EXERCÍCIO PROPOSTO A: Apresente como lista numerada as linhas dos registros que vão do início até a linha que contém "167, 1111, 188]", incluindo esta, sem as linhas em branco.
EXERCÍCIO PROPOSTO B: Por favor, prossiga o texto sobre Deus e a liberdade humana na história a partir do ponto em que ele termina.

TRECHO:
+ + +
Nos últimos tempos estou ocupado em teologizar a respeito da relação entre Deus e os homens na construção da história, a relação entre soberania de Deus e liberdade humana, e a relação de Deus com o tempo e a eternidade. Este é o meu esforço pessoal de tentar conjugar a realidade vivencial, o registro da revelação e uma lógica mínima que faça com que as duas coisas convivam coerentemente. Eis aí três campos que consigo compreender apenas em termos de aparentes paradoxos.

1- Deus escreve a história através de mãos humanas

Esta afirmação pode ser uma paráfrase do Salmo 77.20: Deus guiou seu povo pelas mãos de Moisés e de Arão. O que nos faz lembrar a expressão impressa nos adesivos dos carros dos cristãos piedosos: “Guiado por Deus, dirigido por mim”. O paradoxo está posto: se de Deus escreve a história então as mãos humanas não são livres. Mas se as mãos humanas são livres, não é Deus quem escreve a história. Alguém poderia objetar que isso não é um paradoxo, pois não há necessária contradição aparente: as mãos humanas podem ser manipuladas pelas mãos de Deus, como o pai que segura a mão do filho para ajudá-lo a escrever. Mas não é esse o espírito da expressão. A questão por trás quer saber se a história é escrita a quatro mãos ou duas, as de Deus. Ou mesmo, se os rabiscos humanos no papel exigem de Deus providências para que a obra final não seja estragada. Em outras palavras: a atuação humana na história obriga Deus a necessariamente refazer seus caminhos? Abre parêntesis. Incluo a palavra “necessariamente” por acreditar na real possibilidade de que as mãos humanas façam o que Deus faria, e nesse caso, Deus não precisa refazer seus caminhos. Fecha parêntesis.

A narrativa bíblica registra pelo menos três exemplos da liberdade humana impondo limites à atuação de Deus, ou, exemplos de como Deus precisa fazer curvas para voltar ao rumo dos seus propósitos, ou ainda, exemplos de como Deus escreve a história através de mãos humanas: a posse da terra prometida, a escolha de um rei para Israel, e a construção do templo em Jerusalém.
+ + +
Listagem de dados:

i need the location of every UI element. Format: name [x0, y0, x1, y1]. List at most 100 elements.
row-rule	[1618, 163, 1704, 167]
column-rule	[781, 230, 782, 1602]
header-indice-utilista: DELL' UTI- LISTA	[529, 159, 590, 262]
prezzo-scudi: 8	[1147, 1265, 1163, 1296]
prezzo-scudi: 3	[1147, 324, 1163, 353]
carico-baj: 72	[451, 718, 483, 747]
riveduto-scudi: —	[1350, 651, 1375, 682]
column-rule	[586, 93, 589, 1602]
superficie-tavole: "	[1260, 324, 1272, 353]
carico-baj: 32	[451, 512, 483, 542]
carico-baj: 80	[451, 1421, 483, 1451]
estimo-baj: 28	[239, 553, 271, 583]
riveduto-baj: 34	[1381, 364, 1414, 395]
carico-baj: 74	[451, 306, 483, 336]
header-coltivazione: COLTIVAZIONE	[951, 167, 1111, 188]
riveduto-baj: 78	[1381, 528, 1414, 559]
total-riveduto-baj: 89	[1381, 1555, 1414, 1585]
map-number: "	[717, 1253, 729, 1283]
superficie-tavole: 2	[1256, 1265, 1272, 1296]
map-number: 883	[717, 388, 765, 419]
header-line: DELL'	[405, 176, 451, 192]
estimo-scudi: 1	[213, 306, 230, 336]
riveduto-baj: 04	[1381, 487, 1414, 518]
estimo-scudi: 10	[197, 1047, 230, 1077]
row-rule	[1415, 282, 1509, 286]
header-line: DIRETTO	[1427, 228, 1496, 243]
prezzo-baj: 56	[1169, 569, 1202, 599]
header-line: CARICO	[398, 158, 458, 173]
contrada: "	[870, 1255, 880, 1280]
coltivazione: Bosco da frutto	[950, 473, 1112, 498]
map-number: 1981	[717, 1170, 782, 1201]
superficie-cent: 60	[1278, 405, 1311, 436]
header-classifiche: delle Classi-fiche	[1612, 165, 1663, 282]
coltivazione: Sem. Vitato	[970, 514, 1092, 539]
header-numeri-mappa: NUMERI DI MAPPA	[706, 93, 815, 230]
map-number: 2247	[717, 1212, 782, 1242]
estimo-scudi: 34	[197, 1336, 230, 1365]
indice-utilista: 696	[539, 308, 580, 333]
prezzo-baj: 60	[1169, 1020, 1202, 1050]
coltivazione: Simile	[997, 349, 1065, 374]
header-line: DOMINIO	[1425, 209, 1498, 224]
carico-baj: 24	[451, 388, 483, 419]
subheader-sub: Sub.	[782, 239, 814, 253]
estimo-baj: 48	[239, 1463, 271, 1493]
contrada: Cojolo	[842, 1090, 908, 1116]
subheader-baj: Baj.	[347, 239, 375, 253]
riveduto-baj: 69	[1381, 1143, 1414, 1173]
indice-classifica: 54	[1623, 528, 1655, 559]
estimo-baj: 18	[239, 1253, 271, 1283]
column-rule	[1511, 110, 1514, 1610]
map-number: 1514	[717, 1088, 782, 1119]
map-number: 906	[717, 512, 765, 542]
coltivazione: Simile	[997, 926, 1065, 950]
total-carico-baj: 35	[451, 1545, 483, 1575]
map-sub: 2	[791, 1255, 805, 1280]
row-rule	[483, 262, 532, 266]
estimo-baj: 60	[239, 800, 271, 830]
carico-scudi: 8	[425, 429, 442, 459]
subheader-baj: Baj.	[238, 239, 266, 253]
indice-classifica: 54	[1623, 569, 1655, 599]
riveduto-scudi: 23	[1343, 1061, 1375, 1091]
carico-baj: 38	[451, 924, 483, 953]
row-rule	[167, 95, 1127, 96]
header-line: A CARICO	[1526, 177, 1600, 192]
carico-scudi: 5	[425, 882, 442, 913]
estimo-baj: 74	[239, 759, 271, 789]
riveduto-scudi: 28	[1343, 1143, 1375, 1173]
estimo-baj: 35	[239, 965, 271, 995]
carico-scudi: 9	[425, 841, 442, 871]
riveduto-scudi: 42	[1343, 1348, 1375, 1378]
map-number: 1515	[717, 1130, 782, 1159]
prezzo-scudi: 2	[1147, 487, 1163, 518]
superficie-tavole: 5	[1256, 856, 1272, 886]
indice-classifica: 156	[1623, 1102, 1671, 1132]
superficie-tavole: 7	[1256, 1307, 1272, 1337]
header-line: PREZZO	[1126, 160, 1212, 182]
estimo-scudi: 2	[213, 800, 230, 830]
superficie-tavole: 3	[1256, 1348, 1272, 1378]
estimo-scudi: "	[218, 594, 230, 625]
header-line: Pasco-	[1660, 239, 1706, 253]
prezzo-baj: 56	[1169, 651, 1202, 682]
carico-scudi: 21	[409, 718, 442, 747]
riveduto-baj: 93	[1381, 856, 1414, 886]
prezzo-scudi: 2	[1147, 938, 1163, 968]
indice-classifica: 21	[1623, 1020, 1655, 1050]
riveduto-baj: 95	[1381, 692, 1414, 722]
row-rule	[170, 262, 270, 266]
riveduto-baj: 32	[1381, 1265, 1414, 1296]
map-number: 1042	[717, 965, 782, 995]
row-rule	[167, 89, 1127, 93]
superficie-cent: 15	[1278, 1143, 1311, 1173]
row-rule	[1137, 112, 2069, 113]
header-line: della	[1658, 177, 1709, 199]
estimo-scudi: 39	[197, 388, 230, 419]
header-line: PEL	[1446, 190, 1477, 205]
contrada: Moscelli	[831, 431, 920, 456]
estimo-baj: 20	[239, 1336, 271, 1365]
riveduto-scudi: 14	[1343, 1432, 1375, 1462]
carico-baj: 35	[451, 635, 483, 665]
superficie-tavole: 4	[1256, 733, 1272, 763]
+ + +
RESULTADO DA TAREFA A:
1. i need the location of every UI element. Format: name [x0, y0, x1, y1]. List at most 100 elements.
2. row-rule	[1618, 163, 1704, 167]
3. column-rule	[781, 230, 782, 1602]
4. header-indice-utilista: DELL' UTI- LISTA	[529, 159, 590, 262]
5. prezzo-scudi: 8	[1147, 1265, 1163, 1296]
6. prezzo-scudi: 3	[1147, 324, 1163, 353]
7. carico-baj: 72	[451, 718, 483, 747]
8. riveduto-scudi: —	[1350, 651, 1375, 682]
9. column-rule	[586, 93, 589, 1602]
10. superficie-tavole: "	[1260, 324, 1272, 353]
11. carico-baj: 32	[451, 512, 483, 542]
12. carico-baj: 80	[451, 1421, 483, 1451]
13. estimo-baj: 28	[239, 553, 271, 583]
14. riveduto-baj: 34	[1381, 364, 1414, 395]
15. carico-baj: 74	[451, 306, 483, 336]
16. header-coltivazione: COLTIVAZIONE	[951, 167, 1111, 188]

RESULTADO DA TAREFA B:
O trajeto entre o Egito e a terra prometida duraria aproximadamente três meses, mas o povo de Israel demorou 40 anos para entrar em Canaã. A razão é simples: a primeira geração que saiu do Egito se acovardou diante dos ocupantes da terra e se recusou a entrar. Dos doze espias enviados para sondar a terra, somente Josué e Calebe demonstraram disposição de fé para tomar posse da promessa feita por Deus. O resultado foi que Deus decidiu colocar o povo em marcha pelo deserto, esperar a primeira geração morrer, e dar uma nova oportunidade para Israel. Caso a segunda geração se acovardasse, provavelmente a peregrinação pelo deserto se prolongaria. Mas a segunda geração não se acovardou. Deus fez um conclave para nova celebração da Lei (por esta razão Deuteronômio 5 repete Êxodo 20) e delegou a Josué a função outrora exercida por Moisés. Em outras palavras, Deus demorou 40 anos para avançar o que poderia ter avançado em três meses.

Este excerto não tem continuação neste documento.